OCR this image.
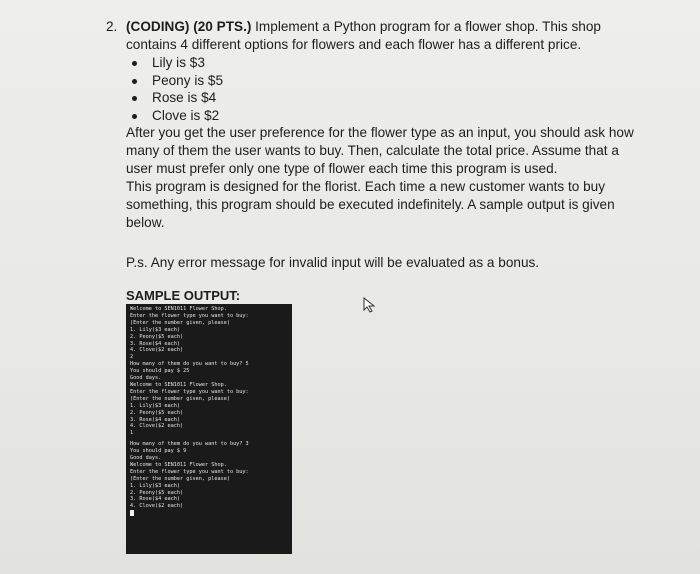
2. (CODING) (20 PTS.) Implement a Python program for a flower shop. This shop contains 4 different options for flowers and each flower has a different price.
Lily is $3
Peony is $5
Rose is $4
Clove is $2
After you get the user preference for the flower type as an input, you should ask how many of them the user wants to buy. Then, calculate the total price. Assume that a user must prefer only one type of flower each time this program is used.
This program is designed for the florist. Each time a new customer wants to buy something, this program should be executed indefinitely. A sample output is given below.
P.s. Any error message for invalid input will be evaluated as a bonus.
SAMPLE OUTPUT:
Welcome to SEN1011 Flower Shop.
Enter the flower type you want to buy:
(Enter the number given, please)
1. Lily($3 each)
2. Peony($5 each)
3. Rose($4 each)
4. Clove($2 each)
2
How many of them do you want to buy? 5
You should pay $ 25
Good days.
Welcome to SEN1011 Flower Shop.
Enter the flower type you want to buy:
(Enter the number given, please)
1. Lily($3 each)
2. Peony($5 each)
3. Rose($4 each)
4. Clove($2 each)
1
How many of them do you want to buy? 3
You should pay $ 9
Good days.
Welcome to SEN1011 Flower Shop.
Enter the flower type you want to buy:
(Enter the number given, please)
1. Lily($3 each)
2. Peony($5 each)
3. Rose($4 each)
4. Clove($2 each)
▬▬▬
_Goal of the exercise_
Gather every line from the listing above in which the word "input" appears.

_Written response_
After you get the user preference for the flower type as an input, you should ask how many of them the user wants to buy. Then, calculate the total price. Assume that a user must prefer only one type of flower each time this program is used.
P.s. Any error message for invalid input will be evaluated as a bonus.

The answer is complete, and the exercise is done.